▶ **TASK MATERIAL**:
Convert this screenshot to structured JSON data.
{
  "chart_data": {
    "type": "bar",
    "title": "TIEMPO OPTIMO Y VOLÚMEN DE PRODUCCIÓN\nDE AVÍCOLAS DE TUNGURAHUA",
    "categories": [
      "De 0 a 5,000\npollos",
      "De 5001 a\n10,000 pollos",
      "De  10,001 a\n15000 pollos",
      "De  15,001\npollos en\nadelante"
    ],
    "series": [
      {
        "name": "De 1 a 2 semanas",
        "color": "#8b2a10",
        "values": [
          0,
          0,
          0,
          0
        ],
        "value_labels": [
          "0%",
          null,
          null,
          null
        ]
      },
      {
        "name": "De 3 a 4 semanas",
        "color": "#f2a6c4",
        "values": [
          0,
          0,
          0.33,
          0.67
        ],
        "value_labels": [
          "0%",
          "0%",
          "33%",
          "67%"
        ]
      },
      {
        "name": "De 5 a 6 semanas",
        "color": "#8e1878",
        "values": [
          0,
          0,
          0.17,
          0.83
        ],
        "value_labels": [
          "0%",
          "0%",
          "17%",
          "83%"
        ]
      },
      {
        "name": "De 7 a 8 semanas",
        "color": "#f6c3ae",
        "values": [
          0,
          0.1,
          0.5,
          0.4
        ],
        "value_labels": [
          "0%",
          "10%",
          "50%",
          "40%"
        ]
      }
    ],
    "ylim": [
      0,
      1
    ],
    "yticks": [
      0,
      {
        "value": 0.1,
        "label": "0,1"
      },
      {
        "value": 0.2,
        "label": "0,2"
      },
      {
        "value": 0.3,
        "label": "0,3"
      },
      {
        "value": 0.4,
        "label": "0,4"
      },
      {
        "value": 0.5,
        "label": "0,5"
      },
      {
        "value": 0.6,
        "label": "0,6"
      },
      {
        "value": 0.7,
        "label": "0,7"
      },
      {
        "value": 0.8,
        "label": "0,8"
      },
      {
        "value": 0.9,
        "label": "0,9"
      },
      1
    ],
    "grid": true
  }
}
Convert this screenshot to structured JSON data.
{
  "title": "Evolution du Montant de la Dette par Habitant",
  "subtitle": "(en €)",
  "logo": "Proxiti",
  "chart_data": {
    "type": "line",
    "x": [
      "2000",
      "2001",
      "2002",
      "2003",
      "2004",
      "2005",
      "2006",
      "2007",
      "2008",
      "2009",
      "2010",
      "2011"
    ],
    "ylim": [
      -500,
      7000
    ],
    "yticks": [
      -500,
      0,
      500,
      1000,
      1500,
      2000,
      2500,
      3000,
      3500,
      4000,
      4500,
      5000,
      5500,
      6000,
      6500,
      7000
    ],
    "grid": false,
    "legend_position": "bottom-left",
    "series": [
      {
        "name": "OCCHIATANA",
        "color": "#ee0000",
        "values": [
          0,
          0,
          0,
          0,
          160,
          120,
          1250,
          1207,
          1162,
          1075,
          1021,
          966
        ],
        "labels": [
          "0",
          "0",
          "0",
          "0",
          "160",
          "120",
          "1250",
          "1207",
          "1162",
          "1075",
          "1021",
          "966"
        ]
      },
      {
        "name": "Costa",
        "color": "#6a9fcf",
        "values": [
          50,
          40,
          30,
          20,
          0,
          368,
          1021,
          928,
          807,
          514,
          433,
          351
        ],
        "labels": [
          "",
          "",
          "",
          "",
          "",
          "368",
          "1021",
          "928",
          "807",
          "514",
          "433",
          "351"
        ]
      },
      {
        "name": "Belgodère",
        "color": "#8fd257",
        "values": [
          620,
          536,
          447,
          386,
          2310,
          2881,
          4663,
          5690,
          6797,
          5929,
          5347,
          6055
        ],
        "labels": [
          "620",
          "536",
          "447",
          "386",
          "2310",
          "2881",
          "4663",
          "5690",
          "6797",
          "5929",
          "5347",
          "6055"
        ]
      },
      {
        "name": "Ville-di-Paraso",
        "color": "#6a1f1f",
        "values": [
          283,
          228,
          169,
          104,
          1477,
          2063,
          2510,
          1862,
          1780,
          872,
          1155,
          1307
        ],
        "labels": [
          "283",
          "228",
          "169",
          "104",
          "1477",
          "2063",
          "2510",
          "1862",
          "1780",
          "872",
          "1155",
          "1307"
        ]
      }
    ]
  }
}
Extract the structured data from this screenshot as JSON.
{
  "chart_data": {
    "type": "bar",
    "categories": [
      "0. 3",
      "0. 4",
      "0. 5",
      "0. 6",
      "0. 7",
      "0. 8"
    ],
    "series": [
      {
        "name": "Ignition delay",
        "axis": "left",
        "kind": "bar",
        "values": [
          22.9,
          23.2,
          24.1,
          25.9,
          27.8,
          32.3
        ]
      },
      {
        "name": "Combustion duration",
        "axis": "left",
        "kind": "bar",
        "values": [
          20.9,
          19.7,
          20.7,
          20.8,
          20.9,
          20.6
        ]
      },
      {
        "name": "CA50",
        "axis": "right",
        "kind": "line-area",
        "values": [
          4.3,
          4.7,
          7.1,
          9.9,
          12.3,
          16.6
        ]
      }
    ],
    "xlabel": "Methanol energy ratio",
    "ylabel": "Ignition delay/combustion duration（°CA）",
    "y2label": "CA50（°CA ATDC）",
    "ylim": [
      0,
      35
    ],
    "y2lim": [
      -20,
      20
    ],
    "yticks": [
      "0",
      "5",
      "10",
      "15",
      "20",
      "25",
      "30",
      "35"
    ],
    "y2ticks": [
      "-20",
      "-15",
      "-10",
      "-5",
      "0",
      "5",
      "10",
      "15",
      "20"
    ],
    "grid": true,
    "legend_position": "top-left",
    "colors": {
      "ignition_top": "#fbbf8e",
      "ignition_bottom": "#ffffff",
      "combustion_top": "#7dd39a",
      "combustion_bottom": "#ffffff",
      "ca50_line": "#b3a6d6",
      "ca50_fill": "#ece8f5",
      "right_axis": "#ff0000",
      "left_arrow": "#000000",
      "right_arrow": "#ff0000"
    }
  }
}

▶ **EXERCISE**:
Copy every record exactly as presented.

▶ **FINISHED ANSWER**:
Convert this screenshot to structured JSON data.
{
  "chart_data": {
    "type": "bar",
    "title": "TIEMPO OPTIMO Y VOLÚMEN DE PRODUCCIÓN\nDE AVÍCOLAS DE TUNGURAHUA",
    "categories": [
      "De 0 a 5,000\npollos",
      "De 5001 a\n10,000 pollos",
      "De  10,001 a\n15000 pollos",
      "De  15,001\npollos en\nadelante"
    ],
    "series": [
      {
        "name": "De 1 a 2 semanas",
        "color": "#8b2a10",
        "values": [
          0,
          0,
          0,
          0
        ],
        "value_labels": [
          "0%",
          null,
          null,
          null
        ]
      },
      {
        "name": "De 3 a 4 semanas",
        "color": "#f2a6c4",
        "values": [
          0,
          0,
          0.33,
          0.67
        ],
        "value_labels": [
          "0%",
          "0%",
          "33%",
          "67%"
        ]
      },
      {
        "name": "De 5 a 6 semanas",
        "color": "#8e1878",
        "values": [
          0,
          0,
          0.17,
          0.83
        ],
        "value_labels": [
          "0%",
          "0%",
          "17%",
          "83%"
        ]
      },
      {
        "name": "De 7 a 8 semanas",
        "color": "#f6c3ae",
        "values": [
          0,
          0.1,
          0.5,
          0.4
        ],
        "value_labels": [
          "0%",
          "10%",
          "50%",
          "40%"
        ]
      }
    ],
    "ylim": [
      0,
      1
    ],
    "yticks": [
      0,
      {
        "value": 0.1,
        "label": "0,1"
      },
      {
        "value": 0.2,
        "label": "0,2"
      },
      {
        "value": 0.3,
        "label": "0,3"
      },
      {
        "value": 0.4,
        "label": "0,4"
      },
      {
        "value": 0.5,
        "label": "0,5"
      },
      {
        "value": 0.6,
        "label": "0,6"
      },
      {
        "value": 0.7,
        "label": "0,7"
      },
      {
        "value": 0.8,
        "label": "0,8"
      },
      {
        "value": 0.9,
        "label": "0,9"
      },
      1
    ],
    "grid": true
  }
}
Convert this screenshot to structured JSON data.
{
  "title": "Evolution du Montant de la Dette par Habitant",
  "subtitle": "(en €)",
  "logo": "Proxiti",
  "chart_data": {
    "type": "line",
    "x": [
      "2000",
      "2001",
      "2002",
      "2003",
      "2004",
      "2005",
      "2006",
      "2007",
      "2008",
      "2009",
      "2010",
      "2011"
    ],
    "ylim": [
      -500,
      7000
    ],
    "yticks": [
      -500,
      0,
      500,
      1000,
      1500,
      2000,
      2500,
      3000,
      3500,
      4000,
      4500,
      5000,
      5500,
      6000,
      6500,
      7000
    ],
    "grid": false,
    "legend_position": "bottom-left",
    "series": [
      {
        "name": "OCCHIATANA",
        "color": "#ee0000",
        "values": [
          0,
          0,
          0,
          0,
          160,
          120,
          1250,
          1207,
          1162,
          1075,
          1021,
          966
        ],
        "labels": [
          "0",
          "0",
          "0",
          "0",
          "160",
          "120",
          "1250",
          "1207",
          "1162",
          "1075",
          "1021",
          "966"
        ]
      },
      {
        "name": "Costa",
        "color": "#6a9fcf",
        "values": [
          50,
          40,
          30,
          20,
          0,
          368,
          1021,
          928,
          807,
          514,
          433,
          351
        ],
        "labels": [
          "",
          "",
          "",
          "",
          "",
          "368",
          "1021",
          "928",
          "807",
          "514",
          "433",
          "351"
        ]
      },
      {
        "name": "Belgodère",
        "color": "#8fd257",
        "values": [
          620,
          536,
          447,
          386,
          2310,
          2881,
          4663,
          5690,
          6797,
          5929,
          5347,
          6055
        ],
        "labels": [
          "620",
          "536",
          "447",
          "386",
          "2310",
          "2881",
          "4663",
          "5690",
          "6797",
          "5929",
          "5347",
          "6055"
        ]
      },
      {
        "name": "Ville-di-Paraso",
        "color": "#6a1f1f",
        "values": [
          283,
          228,
          169,
          104,
          1477,
          2063,
          2510,
          1862,
          1780,
          872,
          1155,
          1307
        ],
        "labels": [
          "283",
          "228",
          "169",
          "104",
          "1477",
          "2063",
          "2510",
          "1862",
          "1780",
          "872",
          "1155",
          "1307"
        ]
      }
    ]
  }
}
Extract the structured data from this screenshot as JSON.
{
  "chart_data": {
    "type": "bar",
    "categories": [
      "0. 3",
      "0. 4",
      "0. 5",
      "0. 6",
      "0. 7",
      "0. 8"
    ],
    "series": [
      {
        "name": "Ignition delay",
        "axis": "left",
        "kind": "bar",
        "values": [
          22.9,
          23.2,
          24.1,
          25.9,
          27.8,
          32.3
        ]
      },
      {
        "name": "Combustion duration",
        "axis": "left",
        "kind": "bar",
        "values": [
          20.9,
          19.7,
          20.7,
          20.8,
          20.9,
          20.6
        ]
      },
      {
        "name": "CA50",
        "axis": "right",
        "kind": "line-area",
        "values": [
          4.3,
          4.7,
          7.1,
          9.9,
          12.3,
          16.6
        ]
      }
    ],
    "xlabel": "Methanol energy ratio",
    "ylabel": "Ignition delay/combustion duration（°CA）",
    "y2label": "CA50（°CA ATDC）",
    "ylim": [
      0,
      35
    ],
    "y2lim": [
      -20,
      20
    ],
    "yticks": [
      "0",
      "5",
      "10",
      "15",
      "20",
      "25",
      "30",
      "35"
    ],
    "y2ticks": [
      "-20",
      "-15",
      "-10",
      "-5",
      "0",
      "5",
      "10",
      "15",
      "20"
    ],
    "grid": true,
    "legend_position": "top-left",
    "colors": {
      "ignition_top": "#fbbf8e",
      "ignition_bottom": "#ffffff",
      "combustion_top": "#7dd39a",
      "combustion_bottom": "#ffffff",
      "ca50_line": "#b3a6d6",
      "ca50_fill": "#ece8f5",
      "right_axis": "#ff0000",
      "left_arrow": "#000000",
      "right_arrow": "#ff0000"
    }
  }
}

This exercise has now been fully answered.